* [SET EXERCISE] Leave out the images; return the rest of the data exactly.

[Figure record extracts]
## Begin

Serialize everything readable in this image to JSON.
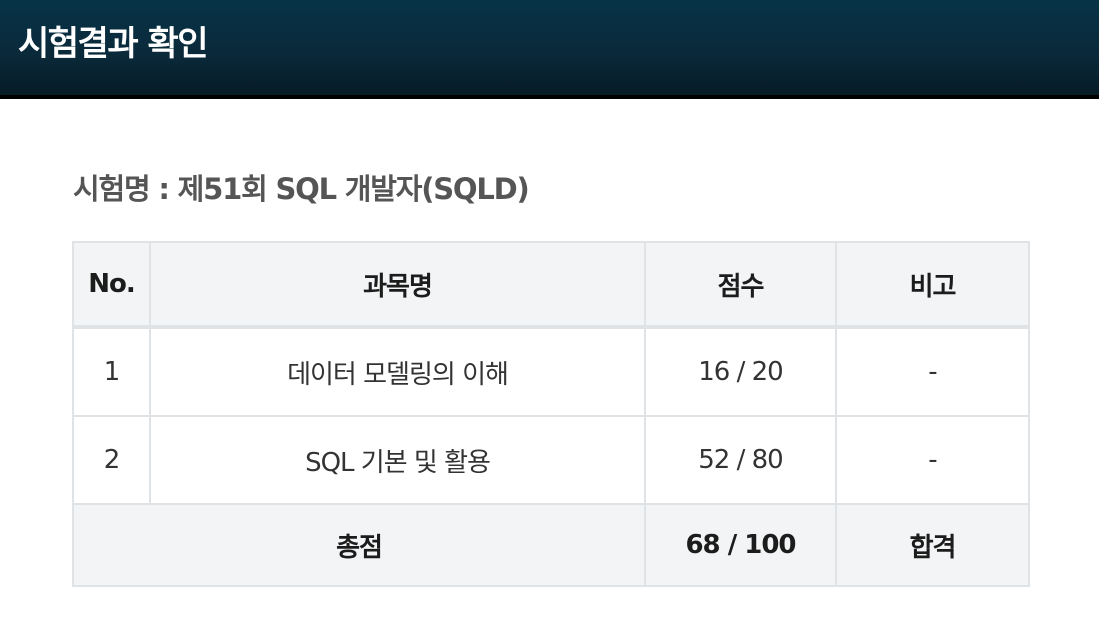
{
  "header": {
    "title": "시험결과 확인"
  },
  "exam": {
    "name_line": "시험명 : 제51회 SQL 개발자(SQLD)"
  },
  "table": {
    "columns": [
      "No.",
      "과목명",
      "점수",
      "비고"
    ],
    "rows": [
      {
        "no": "1",
        "subject": "데이터 모델링의 이해",
        "score": "16 / 20",
        "note": "-"
      },
      {
        "no": "2",
        "subject": "SQL 기본 및 활용",
        "score": "52 / 80",
        "note": "-"
      }
    ],
    "total": {
      "label": "총점",
      "score": "68 / 100",
      "result": "합격"
    }
  },
  "colors": {
    "header_bg": "#0a2a3b",
    "header_text": "#ffffff",
    "table_head_bg": "#f2f4f5",
    "table_border": "#dfe3e6",
    "exam_name_text": "#555555"
  }
}
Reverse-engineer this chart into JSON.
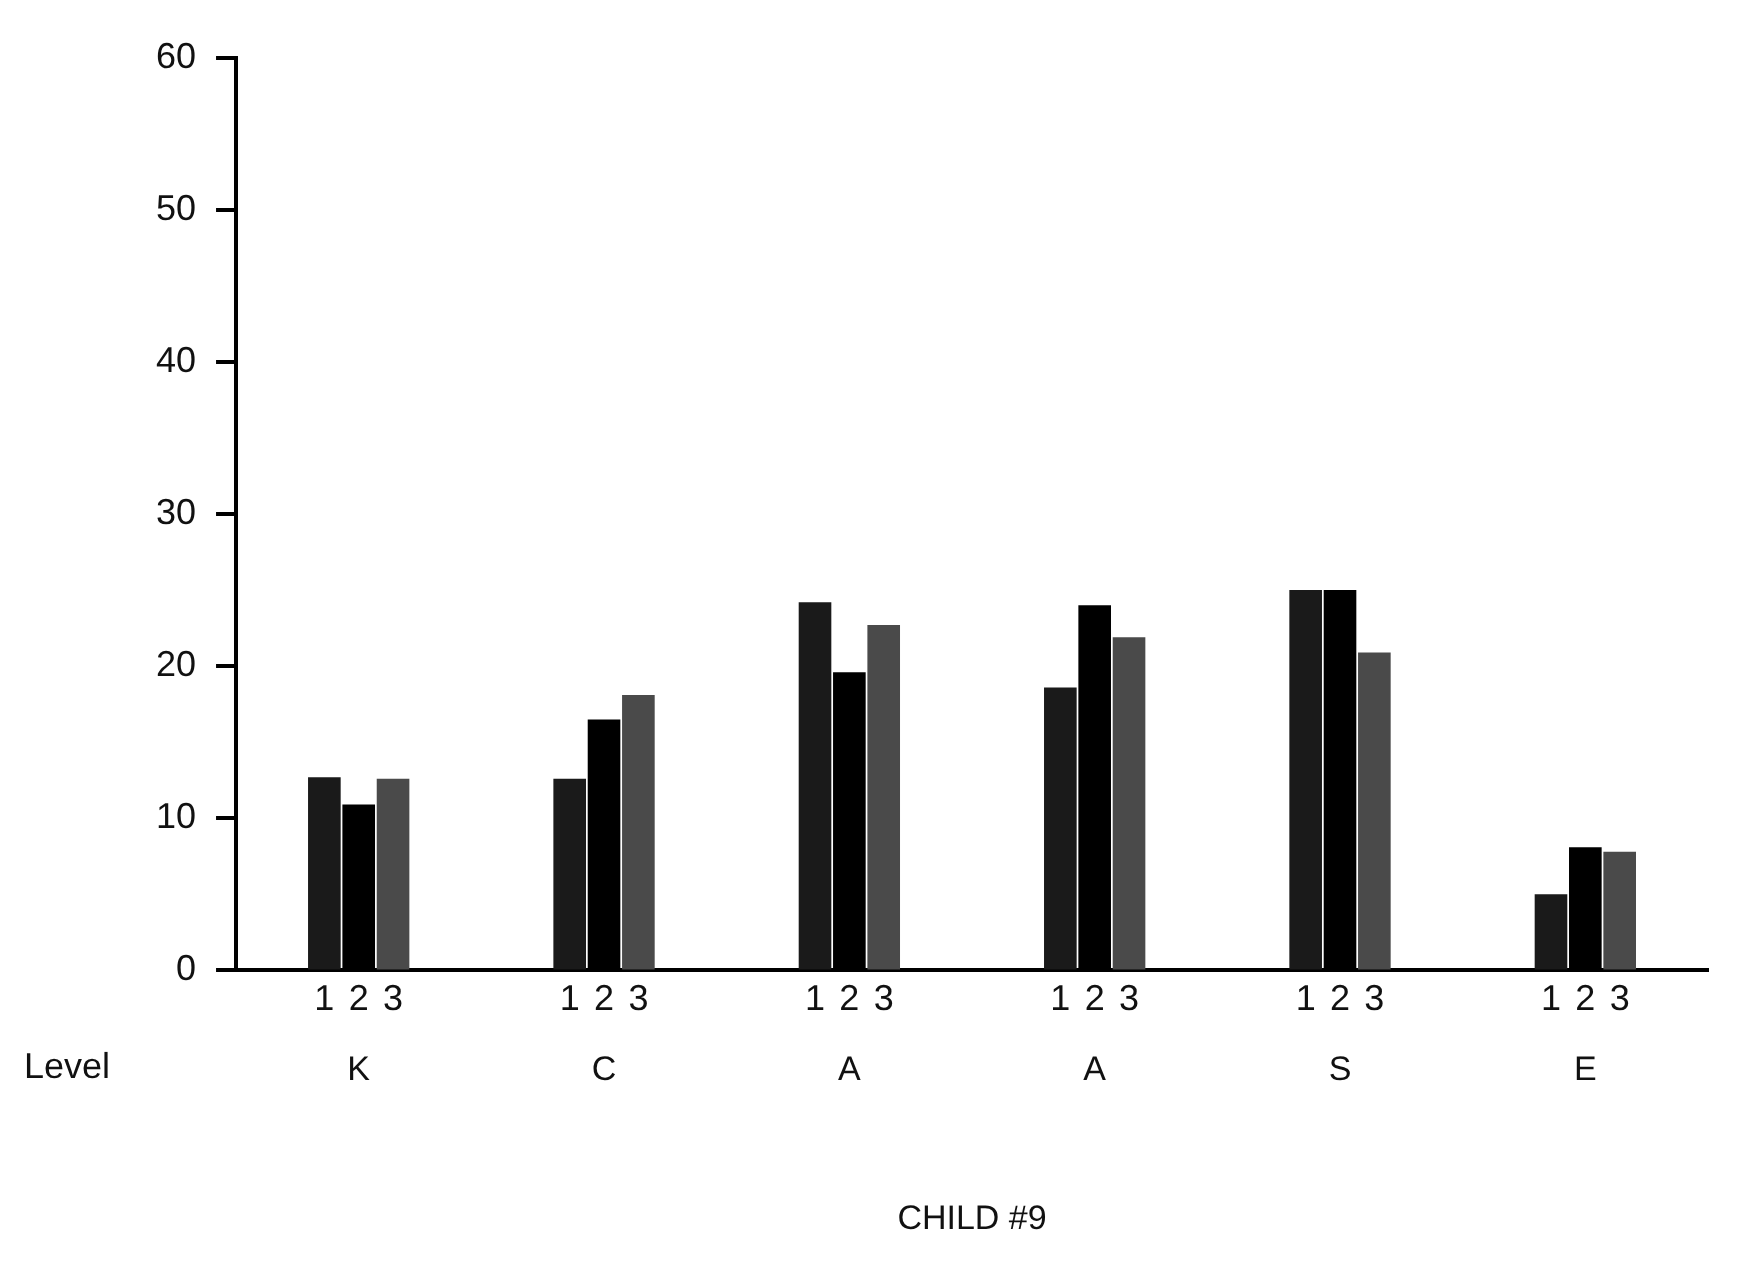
{
  "chart_data": {
    "type": "bar",
    "xlabel": "CHILD #9",
    "categories": [
      "K",
      "C",
      "A",
      "A",
      "S",
      "E"
    ],
    "series": [
      {
        "name": "1",
        "color": "#1a1a1a",
        "values": [
          12.7,
          12.6,
          24.2,
          18.6,
          25,
          5
        ]
      },
      {
        "name": "2",
        "color": "#000000",
        "values": [
          10.9,
          16.5,
          19.6,
          24,
          25,
          8.1
        ]
      },
      {
        "name": "3",
        "color": "#4a4a4a",
        "values": [
          12.6,
          18.1,
          22.7,
          21.9,
          20.9,
          7.8
        ]
      }
    ],
    "ylim": [
      0,
      60
    ],
    "yticks": [
      0,
      10,
      20,
      30,
      40,
      50,
      60
    ],
    "grid": false,
    "legend": false,
    "annotations": [
      "Level"
    ]
  }
}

## End

* [EXERCISE ANSWER]
Serialize everything readable in this image to JSON.
{
  "header": {
    "title": "시험결과 확인"
  },
  "exam": {
    "name_line": "시험명 : 제51회 SQL 개발자(SQLD)"
  },
  "table": {
    "columns": [
      "No.",
      "과목명",
      "점수",
      "비고"
    ],
    "rows": [
      {
        "no": "1",
        "subject": "데이터 모델링의 이해",
        "score": "16 / 20",
        "note": "-"
      },
      {
        "no": "2",
        "subject": "SQL 기본 및 활용",
        "score": "52 / 80",
        "note": "-"
      }
    ],
    "total": {
      "label": "총점",
      "score": "68 / 100",
      "result": "합격"
    }
  },
  "colors": {
    "header_bg": "#0a2a3b",
    "header_text": "#ffffff",
    "table_head_bg": "#f2f4f5",
    "table_border": "#dfe3e6",
    "exam_name_text": "#555555"
  }
}
Reverse-engineer this chart into JSON.
{
  "chart_data": {
    "type": "bar",
    "xlabel": "CHILD #9",
    "categories": [
      "K",
      "C",
      "A",
      "A",
      "S",
      "E"
    ],
    "series": [
      {
        "name": "1",
        "color": "#1a1a1a",
        "values": [
          12.7,
          12.6,
          24.2,
          18.6,
          25,
          5
        ]
      },
      {
        "name": "2",
        "color": "#000000",
        "values": [
          10.9,
          16.5,
          19.6,
          24,
          25,
          8.1
        ]
      },
      {
        "name": "3",
        "color": "#4a4a4a",
        "values": [
          12.6,
          18.1,
          22.7,
          21.9,
          20.9,
          7.8
        ]
      }
    ],
    "ylim": [
      0,
      60
    ],
    "yticks": [
      0,
      10,
      20,
      30,
      40,
      50,
      60
    ],
    "grid": false,
    "legend": false,
    "annotations": [
      "Level"
    ]
  }
}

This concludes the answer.